◆ **Instructions to follow**
Write out the whole listing again, exactly.

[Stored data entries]
- - - -
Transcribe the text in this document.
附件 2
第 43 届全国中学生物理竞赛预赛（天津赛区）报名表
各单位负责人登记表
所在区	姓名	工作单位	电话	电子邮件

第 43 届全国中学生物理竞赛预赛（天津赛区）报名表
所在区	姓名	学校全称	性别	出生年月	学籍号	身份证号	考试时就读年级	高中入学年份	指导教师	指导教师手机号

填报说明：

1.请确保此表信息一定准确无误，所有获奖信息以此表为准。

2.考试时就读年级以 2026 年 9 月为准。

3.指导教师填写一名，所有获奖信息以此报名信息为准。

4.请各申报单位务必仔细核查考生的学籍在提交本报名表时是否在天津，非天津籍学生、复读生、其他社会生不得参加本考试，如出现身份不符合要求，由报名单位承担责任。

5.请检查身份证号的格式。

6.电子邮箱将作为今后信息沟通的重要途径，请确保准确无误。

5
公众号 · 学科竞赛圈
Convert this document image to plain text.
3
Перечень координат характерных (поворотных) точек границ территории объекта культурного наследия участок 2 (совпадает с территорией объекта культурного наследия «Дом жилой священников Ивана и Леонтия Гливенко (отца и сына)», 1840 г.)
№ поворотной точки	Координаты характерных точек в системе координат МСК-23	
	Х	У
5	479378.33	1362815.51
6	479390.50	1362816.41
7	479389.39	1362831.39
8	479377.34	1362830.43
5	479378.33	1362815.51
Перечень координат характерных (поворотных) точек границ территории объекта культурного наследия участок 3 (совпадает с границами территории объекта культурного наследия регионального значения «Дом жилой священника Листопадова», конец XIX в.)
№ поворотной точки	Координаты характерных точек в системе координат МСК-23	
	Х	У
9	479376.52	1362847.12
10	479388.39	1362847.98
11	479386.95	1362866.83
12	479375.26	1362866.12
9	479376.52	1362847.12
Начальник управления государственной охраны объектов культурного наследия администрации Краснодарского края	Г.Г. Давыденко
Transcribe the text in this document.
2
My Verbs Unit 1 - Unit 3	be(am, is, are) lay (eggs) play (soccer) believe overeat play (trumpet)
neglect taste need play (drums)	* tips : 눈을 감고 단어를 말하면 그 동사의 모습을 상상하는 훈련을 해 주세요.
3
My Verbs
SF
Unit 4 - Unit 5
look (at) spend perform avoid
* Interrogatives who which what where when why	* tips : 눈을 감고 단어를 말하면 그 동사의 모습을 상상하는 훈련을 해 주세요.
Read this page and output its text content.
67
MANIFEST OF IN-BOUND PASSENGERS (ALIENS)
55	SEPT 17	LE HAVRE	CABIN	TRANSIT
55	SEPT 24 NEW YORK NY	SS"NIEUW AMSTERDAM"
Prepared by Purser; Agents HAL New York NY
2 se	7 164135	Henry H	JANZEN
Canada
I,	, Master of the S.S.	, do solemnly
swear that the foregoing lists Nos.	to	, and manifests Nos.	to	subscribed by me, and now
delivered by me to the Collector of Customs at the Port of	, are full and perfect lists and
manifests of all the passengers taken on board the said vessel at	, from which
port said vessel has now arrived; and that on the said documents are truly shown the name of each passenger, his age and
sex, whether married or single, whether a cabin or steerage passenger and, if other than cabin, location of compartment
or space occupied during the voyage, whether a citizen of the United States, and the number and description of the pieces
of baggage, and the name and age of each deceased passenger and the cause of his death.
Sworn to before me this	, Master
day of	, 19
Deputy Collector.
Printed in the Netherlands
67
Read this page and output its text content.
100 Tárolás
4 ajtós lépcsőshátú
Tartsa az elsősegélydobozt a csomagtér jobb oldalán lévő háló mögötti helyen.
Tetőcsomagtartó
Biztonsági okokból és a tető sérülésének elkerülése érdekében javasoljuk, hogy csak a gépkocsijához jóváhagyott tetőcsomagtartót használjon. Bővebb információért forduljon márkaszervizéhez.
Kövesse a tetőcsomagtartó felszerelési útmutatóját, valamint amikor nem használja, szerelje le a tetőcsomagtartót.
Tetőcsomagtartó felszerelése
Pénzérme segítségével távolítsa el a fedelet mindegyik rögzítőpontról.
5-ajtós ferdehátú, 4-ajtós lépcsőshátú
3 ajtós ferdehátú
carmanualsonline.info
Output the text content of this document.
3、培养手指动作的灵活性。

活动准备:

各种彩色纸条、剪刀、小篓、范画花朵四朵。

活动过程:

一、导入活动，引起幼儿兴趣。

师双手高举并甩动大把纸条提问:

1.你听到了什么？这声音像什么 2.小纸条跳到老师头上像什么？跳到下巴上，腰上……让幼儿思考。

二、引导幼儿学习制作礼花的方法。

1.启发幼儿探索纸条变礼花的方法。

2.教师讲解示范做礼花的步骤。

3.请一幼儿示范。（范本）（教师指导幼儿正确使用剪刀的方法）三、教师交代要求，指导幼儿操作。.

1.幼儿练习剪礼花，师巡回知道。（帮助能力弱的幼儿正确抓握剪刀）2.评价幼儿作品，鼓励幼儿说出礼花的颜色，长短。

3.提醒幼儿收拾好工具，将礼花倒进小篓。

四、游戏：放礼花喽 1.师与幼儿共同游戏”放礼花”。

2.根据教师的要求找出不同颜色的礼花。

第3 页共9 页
- - - -
◆ **Solved problem**
Transcribe the text in this document.
附件 2
第 43 届全国中学生物理竞赛预赛（天津赛区）报名表
各单位负责人登记表
所在区	姓名	工作单位	电话	电子邮件

第 43 届全国中学生物理竞赛预赛（天津赛区）报名表
所在区	姓名	学校全称	性别	出生年月	学籍号	身份证号	考试时就读年级	高中入学年份	指导教师	指导教师手机号

填报说明：

1.请确保此表信息一定准确无误，所有获奖信息以此表为准。

2.考试时就读年级以 2026 年 9 月为准。

3.指导教师填写一名，所有获奖信息以此报名信息为准。

4.请各申报单位务必仔细核查考生的学籍在提交本报名表时是否在天津，非天津籍学生、复读生、其他社会生不得参加本考试，如出现身份不符合要求，由报名单位承担责任。

5.请检查身份证号的格式。

6.电子邮箱将作为今后信息沟通的重要途径，请确保准确无误。

5
公众号 · 学科竞赛圈
Convert this document image to plain text.
3
Перечень координат характерных (поворотных) точек границ территории объекта культурного наследия участок 2 (совпадает с территорией объекта культурного наследия «Дом жилой священников Ивана и Леонтия Гливенко (отца и сына)», 1840 г.)
№ поворотной точки	Координаты характерных точек в системе координат МСК-23	
	Х	У
5	479378.33	1362815.51
6	479390.50	1362816.41
7	479389.39	1362831.39
8	479377.34	1362830.43
5	479378.33	1362815.51
Перечень координат характерных (поворотных) точек границ территории объекта культурного наследия участок 3 (совпадает с границами территории объекта культурного наследия регионального значения «Дом жилой священника Листопадова», конец XIX в.)
№ поворотной точки	Координаты характерных точек в системе координат МСК-23	
	Х	У
9	479376.52	1362847.12
10	479388.39	1362847.98
11	479386.95	1362866.83
12	479375.26	1362866.12
9	479376.52	1362847.12
Начальник управления государственной охраны объектов культурного наследия администрации Краснодарского края	Г.Г. Давыденко
Transcribe the text in this document.
2
My Verbs Unit 1 - Unit 3	be(am, is, are) lay (eggs) play (soccer) believe overeat play (trumpet)
neglect taste need play (drums)	* tips : 눈을 감고 단어를 말하면 그 동사의 모습을 상상하는 훈련을 해 주세요.
3
My Verbs
SF
Unit 4 - Unit 5
look (at) spend perform avoid
* Interrogatives who which what where when why	* tips : 눈을 감고 단어를 말하면 그 동사의 모습을 상상하는 훈련을 해 주세요.
Read this page and output its text content.
67
MANIFEST OF IN-BOUND PASSENGERS (ALIENS)
55	SEPT 17	LE HAVRE	CABIN	TRANSIT
55	SEPT 24 NEW YORK NY	SS"NIEUW AMSTERDAM"
Prepared by Purser; Agents HAL New York NY
2 se	7 164135	Henry H	JANZEN
Canada
I,	, Master of the S.S.	, do solemnly
swear that the foregoing lists Nos.	to	, and manifests Nos.	to	subscribed by me, and now
delivered by me to the Collector of Customs at the Port of	, are full and perfect lists and
manifests of all the passengers taken on board the said vessel at	, from which
port said vessel has now arrived; and that on the said documents are truly shown the name of each passenger, his age and
sex, whether married or single, whether a cabin or steerage passenger and, if other than cabin, location of compartment
or space occupied during the voyage, whether a citizen of the United States, and the number and description of the pieces
of baggage, and the name and age of each deceased passenger and the cause of his death.
Sworn to before me this	, Master
day of	, 19
Deputy Collector.
Printed in the Netherlands
67
Read this page and output its text content.
100 Tárolás
4 ajtós lépcsőshátú
Tartsa az elsősegélydobozt a csomagtér jobb oldalán lévő háló mögötti helyen.
Tetőcsomagtartó
Biztonsági okokból és a tető sérülésének elkerülése érdekében javasoljuk, hogy csak a gépkocsijához jóváhagyott tetőcsomagtartót használjon. Bővebb információért forduljon márkaszervizéhez.
Kövesse a tetőcsomagtartó felszerelési útmutatóját, valamint amikor nem használja, szerelje le a tetőcsomagtartót.
Tetőcsomagtartó felszerelése
Pénzérme segítségével távolítsa el a fedelet mindegyik rögzítőpontról.
5-ajtós ferdehátú, 4-ajtós lépcsőshátú
3 ajtós ferdehátú
carmanualsonline.info
Output the text content of this document.
3、培养手指动作的灵活性。

活动准备:

各种彩色纸条、剪刀、小篓、范画花朵四朵。

活动过程:

一、导入活动，引起幼儿兴趣。

师双手高举并甩动大把纸条提问:

1.你听到了什么？这声音像什么 2.小纸条跳到老师头上像什么？跳到下巴上，腰上……让幼儿思考。

二、引导幼儿学习制作礼花的方法。

1.启发幼儿探索纸条变礼花的方法。

2.教师讲解示范做礼花的步骤。

3.请一幼儿示范。（范本）（教师指导幼儿正确使用剪刀的方法）三、教师交代要求，指导幼儿操作。.

1.幼儿练习剪礼花，师巡回知道。（帮助能力弱的幼儿正确抓握剪刀）2.评价幼儿作品，鼓励幼儿说出礼花的颜色，长短。

3.提醒幼儿收拾好工具，将礼花倒进小篓。

四、游戏：放礼花喽 1.师与幼儿共同游戏”放礼花”。

2.根据教师的要求找出不同颜色的礼花。

第3 页共9 页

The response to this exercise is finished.